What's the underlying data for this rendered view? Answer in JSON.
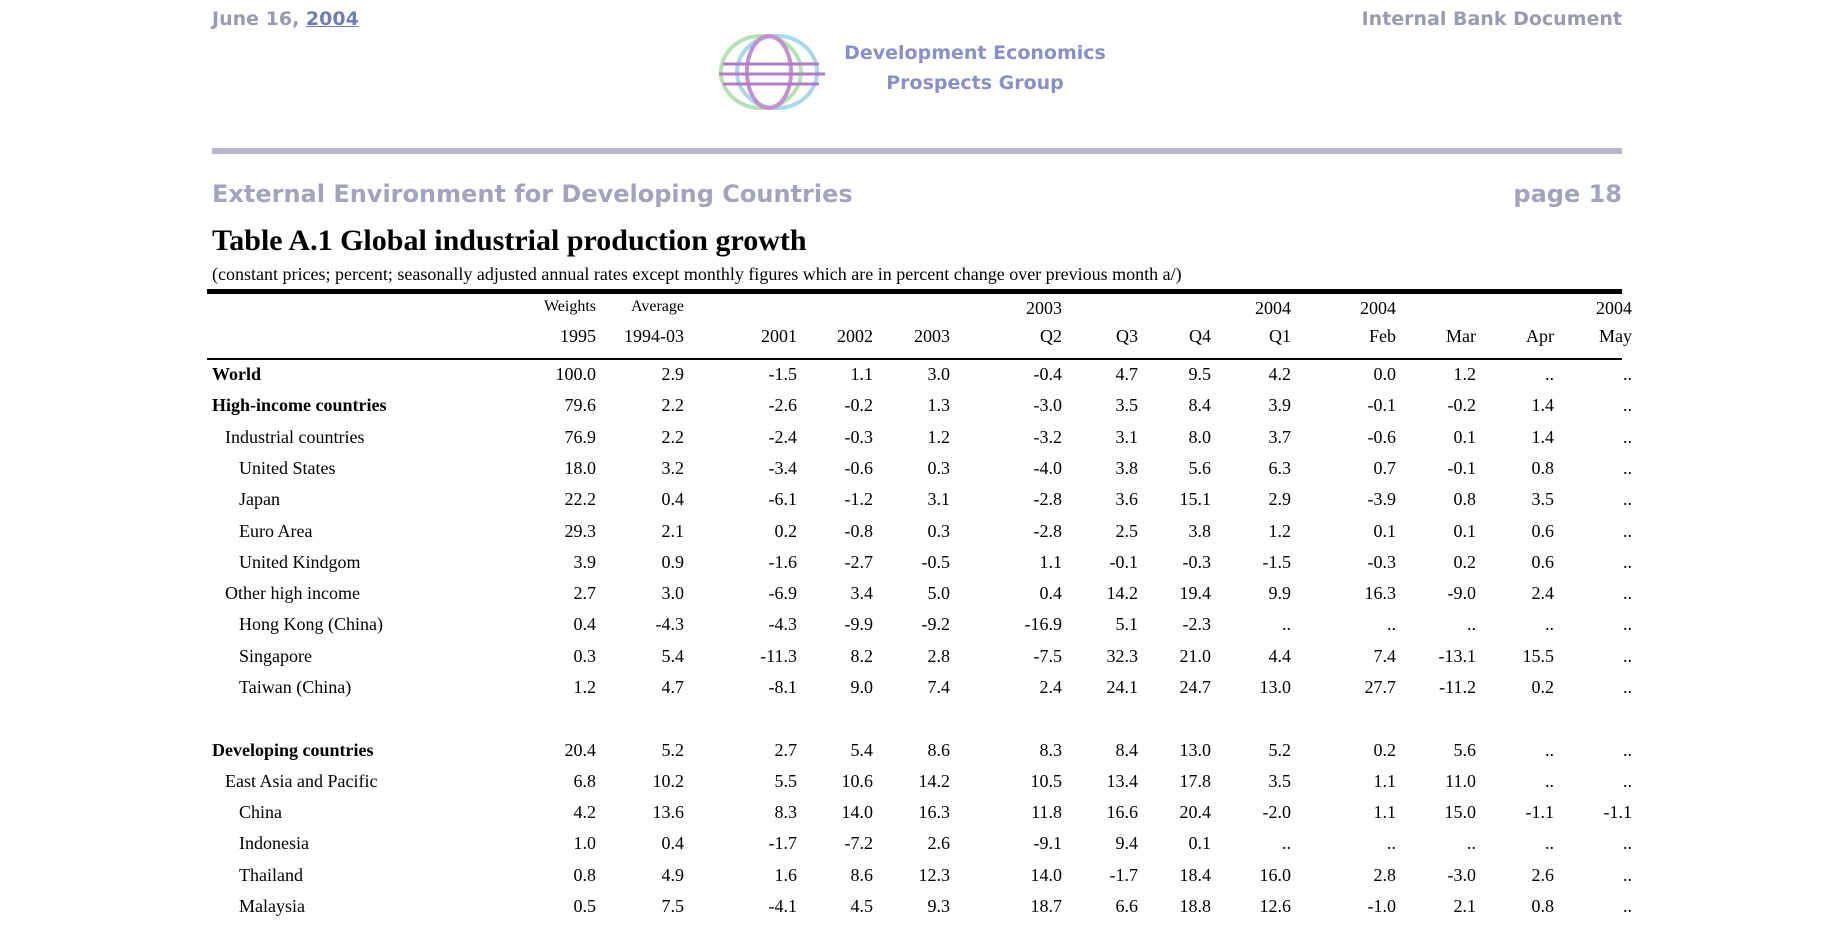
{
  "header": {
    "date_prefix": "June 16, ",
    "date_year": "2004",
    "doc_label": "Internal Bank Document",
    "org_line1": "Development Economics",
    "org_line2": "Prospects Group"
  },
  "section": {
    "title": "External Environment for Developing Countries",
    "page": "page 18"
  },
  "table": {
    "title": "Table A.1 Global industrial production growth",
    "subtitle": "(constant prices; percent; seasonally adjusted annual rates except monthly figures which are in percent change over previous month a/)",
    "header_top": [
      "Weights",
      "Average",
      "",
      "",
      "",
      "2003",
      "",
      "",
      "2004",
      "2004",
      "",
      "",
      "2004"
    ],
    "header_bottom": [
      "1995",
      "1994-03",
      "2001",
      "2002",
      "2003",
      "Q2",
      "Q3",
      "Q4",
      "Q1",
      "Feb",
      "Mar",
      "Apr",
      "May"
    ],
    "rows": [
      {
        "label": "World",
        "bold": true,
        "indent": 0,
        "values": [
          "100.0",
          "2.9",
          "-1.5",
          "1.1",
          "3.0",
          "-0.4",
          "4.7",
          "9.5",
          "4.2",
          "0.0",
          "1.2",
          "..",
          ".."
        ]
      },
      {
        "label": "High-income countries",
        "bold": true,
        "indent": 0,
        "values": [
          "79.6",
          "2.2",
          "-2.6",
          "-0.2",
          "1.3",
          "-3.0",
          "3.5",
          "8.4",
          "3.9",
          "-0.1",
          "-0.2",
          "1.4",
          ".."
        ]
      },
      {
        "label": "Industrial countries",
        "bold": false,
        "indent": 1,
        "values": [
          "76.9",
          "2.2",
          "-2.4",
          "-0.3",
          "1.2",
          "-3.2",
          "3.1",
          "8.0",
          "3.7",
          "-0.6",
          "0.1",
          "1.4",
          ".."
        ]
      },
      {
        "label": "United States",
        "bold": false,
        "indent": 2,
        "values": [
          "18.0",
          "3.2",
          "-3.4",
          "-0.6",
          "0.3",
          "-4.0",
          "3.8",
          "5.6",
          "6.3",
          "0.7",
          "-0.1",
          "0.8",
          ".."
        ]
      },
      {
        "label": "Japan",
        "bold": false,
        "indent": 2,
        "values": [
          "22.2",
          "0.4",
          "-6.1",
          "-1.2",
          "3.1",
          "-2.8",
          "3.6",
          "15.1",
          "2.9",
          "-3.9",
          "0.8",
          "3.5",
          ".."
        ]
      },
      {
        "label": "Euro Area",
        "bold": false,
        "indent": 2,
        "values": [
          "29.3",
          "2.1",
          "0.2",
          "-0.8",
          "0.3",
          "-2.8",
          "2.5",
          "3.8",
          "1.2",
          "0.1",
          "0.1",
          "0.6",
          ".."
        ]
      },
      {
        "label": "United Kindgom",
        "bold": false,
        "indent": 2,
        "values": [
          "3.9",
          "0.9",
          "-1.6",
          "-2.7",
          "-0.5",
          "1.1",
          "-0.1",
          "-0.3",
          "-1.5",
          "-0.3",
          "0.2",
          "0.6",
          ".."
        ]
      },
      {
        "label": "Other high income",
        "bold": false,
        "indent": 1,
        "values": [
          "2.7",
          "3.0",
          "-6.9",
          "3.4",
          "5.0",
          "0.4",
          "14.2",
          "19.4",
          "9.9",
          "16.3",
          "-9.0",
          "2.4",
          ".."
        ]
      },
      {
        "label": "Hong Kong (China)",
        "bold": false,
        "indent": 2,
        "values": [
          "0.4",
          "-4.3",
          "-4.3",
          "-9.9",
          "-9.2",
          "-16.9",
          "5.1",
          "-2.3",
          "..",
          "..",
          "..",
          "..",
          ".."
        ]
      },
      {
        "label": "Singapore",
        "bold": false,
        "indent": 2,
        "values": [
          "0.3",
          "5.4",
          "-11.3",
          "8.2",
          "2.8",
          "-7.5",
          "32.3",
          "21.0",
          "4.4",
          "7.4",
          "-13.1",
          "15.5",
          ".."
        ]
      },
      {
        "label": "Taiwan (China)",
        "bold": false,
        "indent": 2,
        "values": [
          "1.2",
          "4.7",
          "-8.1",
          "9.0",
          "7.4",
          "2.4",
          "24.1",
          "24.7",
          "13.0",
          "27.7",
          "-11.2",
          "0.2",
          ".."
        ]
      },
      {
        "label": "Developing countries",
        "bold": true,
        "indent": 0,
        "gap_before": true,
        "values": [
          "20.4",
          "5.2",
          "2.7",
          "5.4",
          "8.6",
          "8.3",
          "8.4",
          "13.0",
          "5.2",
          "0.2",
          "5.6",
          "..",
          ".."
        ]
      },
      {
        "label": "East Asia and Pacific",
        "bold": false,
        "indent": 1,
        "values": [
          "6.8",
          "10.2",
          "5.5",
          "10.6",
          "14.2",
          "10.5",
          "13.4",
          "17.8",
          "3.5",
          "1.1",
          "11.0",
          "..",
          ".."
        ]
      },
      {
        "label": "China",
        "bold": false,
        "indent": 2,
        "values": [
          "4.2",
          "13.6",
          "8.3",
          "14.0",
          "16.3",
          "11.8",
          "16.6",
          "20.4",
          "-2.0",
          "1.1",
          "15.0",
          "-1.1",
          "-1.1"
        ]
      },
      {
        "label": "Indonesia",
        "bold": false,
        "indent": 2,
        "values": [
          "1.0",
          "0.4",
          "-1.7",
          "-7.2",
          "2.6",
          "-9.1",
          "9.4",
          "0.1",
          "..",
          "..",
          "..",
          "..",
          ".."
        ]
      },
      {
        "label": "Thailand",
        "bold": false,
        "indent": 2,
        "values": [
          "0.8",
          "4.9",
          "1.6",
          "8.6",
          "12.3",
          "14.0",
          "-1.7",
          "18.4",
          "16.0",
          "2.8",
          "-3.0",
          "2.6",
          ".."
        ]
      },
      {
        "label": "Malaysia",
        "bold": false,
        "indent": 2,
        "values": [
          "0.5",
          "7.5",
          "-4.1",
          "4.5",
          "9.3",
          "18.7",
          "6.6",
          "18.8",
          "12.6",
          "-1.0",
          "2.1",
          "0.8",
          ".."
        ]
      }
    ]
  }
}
...
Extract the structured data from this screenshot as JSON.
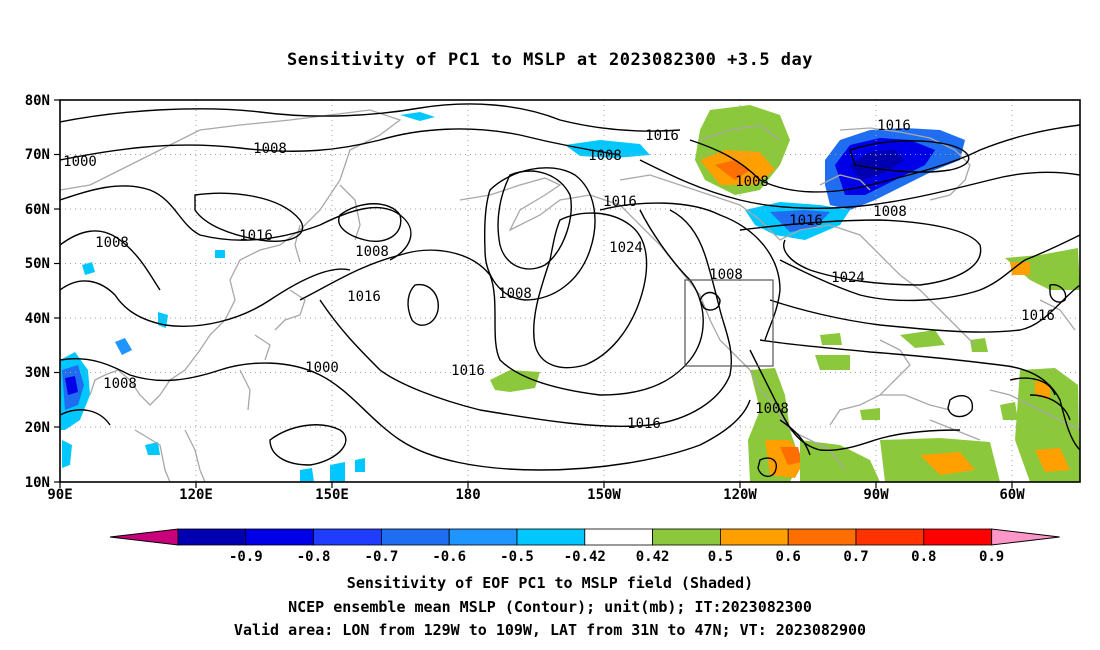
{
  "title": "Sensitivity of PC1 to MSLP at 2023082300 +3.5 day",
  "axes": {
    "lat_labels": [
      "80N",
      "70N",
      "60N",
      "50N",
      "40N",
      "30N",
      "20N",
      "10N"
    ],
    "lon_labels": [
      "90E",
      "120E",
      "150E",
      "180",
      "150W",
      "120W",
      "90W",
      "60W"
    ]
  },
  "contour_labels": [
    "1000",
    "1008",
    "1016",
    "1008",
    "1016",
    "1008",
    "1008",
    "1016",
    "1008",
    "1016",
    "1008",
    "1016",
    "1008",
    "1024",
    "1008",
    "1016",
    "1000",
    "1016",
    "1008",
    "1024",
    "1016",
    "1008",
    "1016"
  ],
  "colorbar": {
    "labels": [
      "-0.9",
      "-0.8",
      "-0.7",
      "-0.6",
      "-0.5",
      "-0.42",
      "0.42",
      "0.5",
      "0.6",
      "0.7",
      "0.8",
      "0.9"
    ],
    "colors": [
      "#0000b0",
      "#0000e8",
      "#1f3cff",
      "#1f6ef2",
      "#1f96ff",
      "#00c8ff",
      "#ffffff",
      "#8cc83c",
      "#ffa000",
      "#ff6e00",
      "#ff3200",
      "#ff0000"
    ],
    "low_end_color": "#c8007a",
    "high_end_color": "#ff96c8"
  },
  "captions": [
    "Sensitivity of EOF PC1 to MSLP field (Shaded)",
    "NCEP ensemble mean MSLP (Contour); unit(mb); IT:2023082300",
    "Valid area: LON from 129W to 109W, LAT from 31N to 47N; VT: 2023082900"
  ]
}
---
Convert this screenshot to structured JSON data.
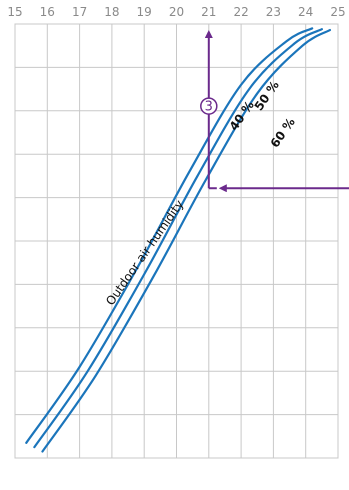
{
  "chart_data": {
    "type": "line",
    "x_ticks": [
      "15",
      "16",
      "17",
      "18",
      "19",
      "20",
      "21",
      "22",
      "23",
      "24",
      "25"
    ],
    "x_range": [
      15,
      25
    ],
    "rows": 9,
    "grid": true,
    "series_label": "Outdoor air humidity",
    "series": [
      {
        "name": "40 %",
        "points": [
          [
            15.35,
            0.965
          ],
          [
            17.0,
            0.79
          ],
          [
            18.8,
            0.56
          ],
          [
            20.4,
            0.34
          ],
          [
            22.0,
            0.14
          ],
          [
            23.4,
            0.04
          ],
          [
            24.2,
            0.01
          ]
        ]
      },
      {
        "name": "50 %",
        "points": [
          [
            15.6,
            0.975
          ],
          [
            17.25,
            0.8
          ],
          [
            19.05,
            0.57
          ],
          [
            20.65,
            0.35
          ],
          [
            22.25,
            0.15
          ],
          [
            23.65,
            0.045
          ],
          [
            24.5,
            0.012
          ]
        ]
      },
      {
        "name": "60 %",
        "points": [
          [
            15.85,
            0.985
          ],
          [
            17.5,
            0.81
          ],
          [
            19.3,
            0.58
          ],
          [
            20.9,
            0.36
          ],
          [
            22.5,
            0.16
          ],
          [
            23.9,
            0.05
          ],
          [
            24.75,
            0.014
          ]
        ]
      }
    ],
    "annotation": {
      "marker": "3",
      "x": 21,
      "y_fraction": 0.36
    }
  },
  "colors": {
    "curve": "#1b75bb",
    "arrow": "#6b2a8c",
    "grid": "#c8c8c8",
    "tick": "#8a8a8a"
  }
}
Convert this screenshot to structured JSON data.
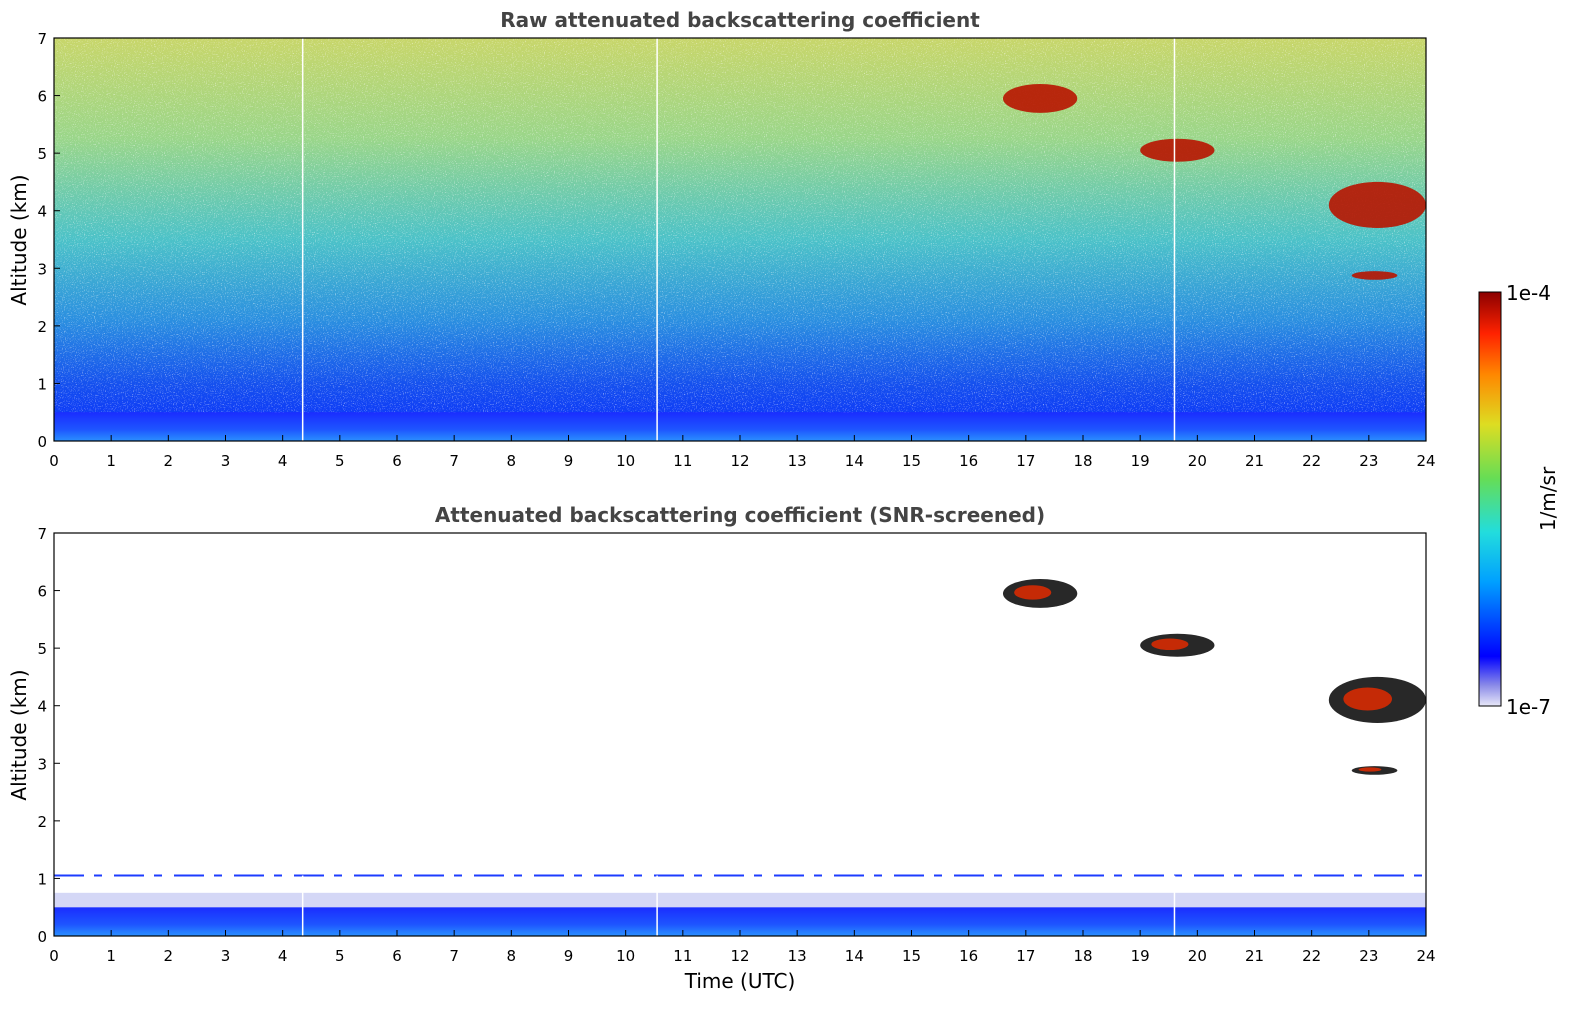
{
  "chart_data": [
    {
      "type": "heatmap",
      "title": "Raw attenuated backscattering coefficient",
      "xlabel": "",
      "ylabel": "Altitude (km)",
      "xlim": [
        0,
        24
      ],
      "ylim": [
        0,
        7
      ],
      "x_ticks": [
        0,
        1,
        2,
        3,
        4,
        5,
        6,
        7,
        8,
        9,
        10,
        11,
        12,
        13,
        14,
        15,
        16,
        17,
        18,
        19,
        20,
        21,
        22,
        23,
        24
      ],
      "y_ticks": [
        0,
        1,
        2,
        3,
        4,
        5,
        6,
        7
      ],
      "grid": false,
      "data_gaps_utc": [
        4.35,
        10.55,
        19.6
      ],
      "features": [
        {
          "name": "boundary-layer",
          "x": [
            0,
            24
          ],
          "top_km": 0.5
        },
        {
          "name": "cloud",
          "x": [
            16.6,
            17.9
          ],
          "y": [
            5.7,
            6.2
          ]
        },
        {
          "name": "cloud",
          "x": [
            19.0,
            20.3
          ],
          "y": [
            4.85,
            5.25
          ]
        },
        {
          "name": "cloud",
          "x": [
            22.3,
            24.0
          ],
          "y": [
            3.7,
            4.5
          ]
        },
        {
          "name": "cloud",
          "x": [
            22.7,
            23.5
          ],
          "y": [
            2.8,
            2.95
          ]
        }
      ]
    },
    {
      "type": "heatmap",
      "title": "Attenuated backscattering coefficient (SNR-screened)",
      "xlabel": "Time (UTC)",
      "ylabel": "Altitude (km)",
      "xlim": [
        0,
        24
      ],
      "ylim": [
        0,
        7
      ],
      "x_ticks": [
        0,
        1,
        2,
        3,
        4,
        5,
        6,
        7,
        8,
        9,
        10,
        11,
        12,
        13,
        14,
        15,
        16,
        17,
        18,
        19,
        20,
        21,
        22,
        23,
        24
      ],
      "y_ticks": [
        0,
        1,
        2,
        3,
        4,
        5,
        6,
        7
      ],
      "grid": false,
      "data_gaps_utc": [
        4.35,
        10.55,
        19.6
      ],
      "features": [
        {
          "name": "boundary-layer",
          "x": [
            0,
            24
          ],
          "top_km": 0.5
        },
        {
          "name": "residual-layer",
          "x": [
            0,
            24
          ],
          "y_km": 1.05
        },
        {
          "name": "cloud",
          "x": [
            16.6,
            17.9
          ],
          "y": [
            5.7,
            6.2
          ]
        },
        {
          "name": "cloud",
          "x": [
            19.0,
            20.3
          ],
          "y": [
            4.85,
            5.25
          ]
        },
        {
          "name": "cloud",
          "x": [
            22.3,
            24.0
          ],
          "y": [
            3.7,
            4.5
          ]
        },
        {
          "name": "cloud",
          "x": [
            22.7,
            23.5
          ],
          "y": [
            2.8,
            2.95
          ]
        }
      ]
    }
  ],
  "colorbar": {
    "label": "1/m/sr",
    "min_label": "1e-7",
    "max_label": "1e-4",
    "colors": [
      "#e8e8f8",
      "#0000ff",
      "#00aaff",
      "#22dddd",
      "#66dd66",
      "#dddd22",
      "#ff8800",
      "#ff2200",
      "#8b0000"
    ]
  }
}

What to do — Copy each line of the preceding data that contains the string "Sensitivity".

Solution to this task —
  "title": "Sensitivity of PC1 to MSLP at 2023082300 +3.5 day",
    "Sensitivity of EOF PC1 to MSLP field (Shaded)",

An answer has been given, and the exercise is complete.